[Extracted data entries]
[start]

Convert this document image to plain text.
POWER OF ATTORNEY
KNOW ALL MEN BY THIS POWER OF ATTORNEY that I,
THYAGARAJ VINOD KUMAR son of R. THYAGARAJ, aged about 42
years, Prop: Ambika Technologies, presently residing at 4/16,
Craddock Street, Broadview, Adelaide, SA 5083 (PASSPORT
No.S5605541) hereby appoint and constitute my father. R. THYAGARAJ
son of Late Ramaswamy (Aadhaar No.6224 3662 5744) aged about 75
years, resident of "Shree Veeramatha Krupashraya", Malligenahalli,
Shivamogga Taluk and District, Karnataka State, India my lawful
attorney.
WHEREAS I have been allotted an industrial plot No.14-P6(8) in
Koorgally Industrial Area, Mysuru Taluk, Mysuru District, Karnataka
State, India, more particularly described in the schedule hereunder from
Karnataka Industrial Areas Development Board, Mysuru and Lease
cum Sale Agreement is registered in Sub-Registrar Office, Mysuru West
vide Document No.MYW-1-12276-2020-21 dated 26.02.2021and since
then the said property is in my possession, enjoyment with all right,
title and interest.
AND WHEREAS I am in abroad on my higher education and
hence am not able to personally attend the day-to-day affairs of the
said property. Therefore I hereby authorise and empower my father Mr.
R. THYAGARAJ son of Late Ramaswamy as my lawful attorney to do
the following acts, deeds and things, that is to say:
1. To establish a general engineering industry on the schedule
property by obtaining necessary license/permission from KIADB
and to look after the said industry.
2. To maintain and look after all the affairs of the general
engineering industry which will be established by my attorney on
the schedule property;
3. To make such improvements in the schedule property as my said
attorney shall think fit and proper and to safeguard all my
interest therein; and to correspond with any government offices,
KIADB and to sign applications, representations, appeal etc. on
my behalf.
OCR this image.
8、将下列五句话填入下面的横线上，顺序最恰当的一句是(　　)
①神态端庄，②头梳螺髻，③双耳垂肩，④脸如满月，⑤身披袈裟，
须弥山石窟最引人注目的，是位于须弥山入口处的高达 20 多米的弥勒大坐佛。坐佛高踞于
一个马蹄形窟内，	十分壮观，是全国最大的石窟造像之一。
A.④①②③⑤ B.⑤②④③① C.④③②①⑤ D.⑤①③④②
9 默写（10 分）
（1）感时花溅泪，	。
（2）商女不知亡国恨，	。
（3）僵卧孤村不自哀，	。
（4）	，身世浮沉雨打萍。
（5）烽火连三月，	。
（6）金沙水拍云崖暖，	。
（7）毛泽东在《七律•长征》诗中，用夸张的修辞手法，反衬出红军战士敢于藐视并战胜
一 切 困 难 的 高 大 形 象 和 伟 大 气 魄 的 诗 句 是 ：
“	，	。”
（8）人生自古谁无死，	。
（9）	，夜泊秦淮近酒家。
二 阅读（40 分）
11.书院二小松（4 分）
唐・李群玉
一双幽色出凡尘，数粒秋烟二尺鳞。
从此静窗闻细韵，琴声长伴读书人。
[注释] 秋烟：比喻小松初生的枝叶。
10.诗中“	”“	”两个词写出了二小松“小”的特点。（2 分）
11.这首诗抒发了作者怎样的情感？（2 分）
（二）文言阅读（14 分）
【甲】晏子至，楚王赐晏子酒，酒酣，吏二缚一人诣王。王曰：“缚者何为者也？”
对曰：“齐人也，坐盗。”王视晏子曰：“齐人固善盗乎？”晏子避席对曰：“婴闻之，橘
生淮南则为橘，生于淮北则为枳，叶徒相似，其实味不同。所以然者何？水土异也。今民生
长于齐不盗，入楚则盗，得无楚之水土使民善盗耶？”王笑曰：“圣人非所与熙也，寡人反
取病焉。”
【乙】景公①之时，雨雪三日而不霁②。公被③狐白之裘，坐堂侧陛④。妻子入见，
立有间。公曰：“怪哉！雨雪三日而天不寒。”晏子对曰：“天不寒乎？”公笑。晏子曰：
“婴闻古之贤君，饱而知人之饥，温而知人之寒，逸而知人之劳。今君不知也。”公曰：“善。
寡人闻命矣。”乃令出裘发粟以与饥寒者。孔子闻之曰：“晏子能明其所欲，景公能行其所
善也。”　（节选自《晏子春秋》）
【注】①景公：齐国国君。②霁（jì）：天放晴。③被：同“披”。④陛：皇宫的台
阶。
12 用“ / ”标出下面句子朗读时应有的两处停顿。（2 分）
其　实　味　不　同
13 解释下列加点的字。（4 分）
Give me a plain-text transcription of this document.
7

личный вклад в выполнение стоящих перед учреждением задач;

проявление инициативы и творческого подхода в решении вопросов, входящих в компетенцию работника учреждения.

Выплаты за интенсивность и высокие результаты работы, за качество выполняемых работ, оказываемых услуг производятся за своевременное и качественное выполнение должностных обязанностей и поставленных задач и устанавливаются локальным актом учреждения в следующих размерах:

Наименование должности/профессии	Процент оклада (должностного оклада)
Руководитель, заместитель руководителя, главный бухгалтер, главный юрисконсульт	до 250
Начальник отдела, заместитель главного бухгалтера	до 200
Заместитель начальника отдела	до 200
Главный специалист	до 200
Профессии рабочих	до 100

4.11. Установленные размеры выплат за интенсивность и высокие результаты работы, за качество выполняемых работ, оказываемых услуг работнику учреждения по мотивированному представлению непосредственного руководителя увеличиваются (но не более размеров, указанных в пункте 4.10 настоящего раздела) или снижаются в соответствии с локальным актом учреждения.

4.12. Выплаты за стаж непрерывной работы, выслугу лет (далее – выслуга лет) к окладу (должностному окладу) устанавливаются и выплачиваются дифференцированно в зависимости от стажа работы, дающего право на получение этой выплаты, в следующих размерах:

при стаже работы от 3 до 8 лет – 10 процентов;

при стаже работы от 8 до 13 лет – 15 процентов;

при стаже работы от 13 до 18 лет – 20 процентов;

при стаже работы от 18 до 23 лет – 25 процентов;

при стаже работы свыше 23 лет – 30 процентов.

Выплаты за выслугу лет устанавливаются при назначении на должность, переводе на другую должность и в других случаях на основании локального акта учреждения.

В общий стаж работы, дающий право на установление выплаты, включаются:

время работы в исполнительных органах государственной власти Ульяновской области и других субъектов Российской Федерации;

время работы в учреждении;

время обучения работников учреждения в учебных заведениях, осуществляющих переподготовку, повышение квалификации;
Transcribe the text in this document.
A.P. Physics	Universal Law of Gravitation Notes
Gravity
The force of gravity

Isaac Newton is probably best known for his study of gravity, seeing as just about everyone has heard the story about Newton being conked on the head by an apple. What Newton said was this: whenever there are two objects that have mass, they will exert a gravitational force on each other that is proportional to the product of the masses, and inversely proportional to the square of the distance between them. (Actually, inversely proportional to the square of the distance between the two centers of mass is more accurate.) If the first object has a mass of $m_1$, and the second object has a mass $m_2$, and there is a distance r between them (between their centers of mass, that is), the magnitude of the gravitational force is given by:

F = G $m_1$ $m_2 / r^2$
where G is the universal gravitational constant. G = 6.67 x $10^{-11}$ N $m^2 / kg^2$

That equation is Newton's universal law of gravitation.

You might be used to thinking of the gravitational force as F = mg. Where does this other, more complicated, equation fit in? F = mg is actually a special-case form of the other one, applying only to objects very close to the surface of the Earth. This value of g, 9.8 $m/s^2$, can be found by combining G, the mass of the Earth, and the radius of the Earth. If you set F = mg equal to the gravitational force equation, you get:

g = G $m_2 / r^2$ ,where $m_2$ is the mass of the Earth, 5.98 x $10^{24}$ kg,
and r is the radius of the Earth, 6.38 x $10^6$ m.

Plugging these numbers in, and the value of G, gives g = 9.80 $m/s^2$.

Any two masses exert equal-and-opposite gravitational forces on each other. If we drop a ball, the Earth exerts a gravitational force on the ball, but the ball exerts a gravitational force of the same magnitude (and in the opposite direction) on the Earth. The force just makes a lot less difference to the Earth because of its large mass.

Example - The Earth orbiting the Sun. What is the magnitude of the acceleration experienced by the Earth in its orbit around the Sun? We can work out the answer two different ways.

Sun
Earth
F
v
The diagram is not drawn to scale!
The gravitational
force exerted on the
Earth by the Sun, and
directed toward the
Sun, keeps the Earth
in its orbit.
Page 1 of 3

[end]

▶ What to work on: Which lines hold the word "will"? Copy all of them.

▶ Solution for this problem:
engineering industry which will be established by my attorney on
Isaac Newton is probably best known for his study of gravity, seeing as just about everyone has heard the story about Newton being conked on the head by an apple. What Newton said was this: whenever there are two objects that have mass, they will exert a gravitational force on each other that is proportional to the product of the masses, and inversely proportional to the square of the distance between them. (Actually, inversely proportional to the square of the distance between the two centers of mass is more accurate.) If the first object has a mass of $m_1$, and the second object has a mass $m_2$, and there is a distance r between them (between their centers of mass, that is), the magnitude of the gravitational force is given by:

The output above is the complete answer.